• [SOURCE TEXT]:
[Start of section]
By September 25, 2022Commentary

Been a while since I got back to my health care roots, but here goes.  Medicare has two primary ways to access benefits, which at this point have relatively equal enrollment.  One is the traditional fee-for-service Medicare and the other is Medicare Advantage, in which beneficiaries enroll in a private plan and receive their benefits through that plan.  While you always pay your Part B premium, many Medicare Advantage plans have no additional premium, but do provide extra benefits, often have no cost sharing on services and may offer items like rides to the clinic, meals and other social type services.  Medicare Advantage has grown rapidly and if it hasn’t become bigger than the fee-for-service arm, it will within the next year or so.  At some point we need to ask why everyone doesn’t just go into an MA plan and we could dismantle most of the worthless Medicare administrative bureaucracy.

There has always been controversy in the Medicare risk programs about whether the private plans cherrypick beneficiaries and whether they actually cost more.  Most of that is griping by single-payer advocates who want to believe that the pathetic fee-for-service program is the model for sticking it all Americans in regard to their health and health care.  I think the plans are good at playing coding games that boost their payments, but that is a different issue than whether they manage a beneficiary’s care more effectively.  The research is tricky in terms of matching up enrollees appropriately for these analyses.
[End of section]
• [SUPPLIED INFORMATION]:
[Start of section]
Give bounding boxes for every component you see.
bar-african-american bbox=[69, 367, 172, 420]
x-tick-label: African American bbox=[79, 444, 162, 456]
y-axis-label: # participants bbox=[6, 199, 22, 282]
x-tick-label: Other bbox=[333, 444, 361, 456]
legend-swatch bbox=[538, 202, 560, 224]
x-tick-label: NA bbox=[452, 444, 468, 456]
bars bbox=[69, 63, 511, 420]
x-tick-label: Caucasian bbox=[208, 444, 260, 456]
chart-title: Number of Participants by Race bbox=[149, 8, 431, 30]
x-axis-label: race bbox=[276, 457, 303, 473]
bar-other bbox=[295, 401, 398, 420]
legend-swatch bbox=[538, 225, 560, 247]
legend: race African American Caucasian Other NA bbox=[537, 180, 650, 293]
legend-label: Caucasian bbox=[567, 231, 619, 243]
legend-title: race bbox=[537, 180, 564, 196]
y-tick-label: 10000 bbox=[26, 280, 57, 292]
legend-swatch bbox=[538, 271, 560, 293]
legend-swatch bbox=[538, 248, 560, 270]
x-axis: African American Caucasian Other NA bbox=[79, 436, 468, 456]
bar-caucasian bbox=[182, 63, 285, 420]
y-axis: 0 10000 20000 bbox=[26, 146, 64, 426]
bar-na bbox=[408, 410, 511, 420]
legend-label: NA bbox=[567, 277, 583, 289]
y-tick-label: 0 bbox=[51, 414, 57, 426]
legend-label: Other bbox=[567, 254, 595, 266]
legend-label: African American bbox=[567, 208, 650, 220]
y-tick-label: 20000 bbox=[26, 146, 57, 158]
[End of section]
• [WHAT YOU HAVE TO DO]:
According to the commentary on Medicare, what are the two primary ways to access Medicare benefits?

• [TASK OUTPUT]:
Traditional fee-for-service Medicare and Medicare Advantage.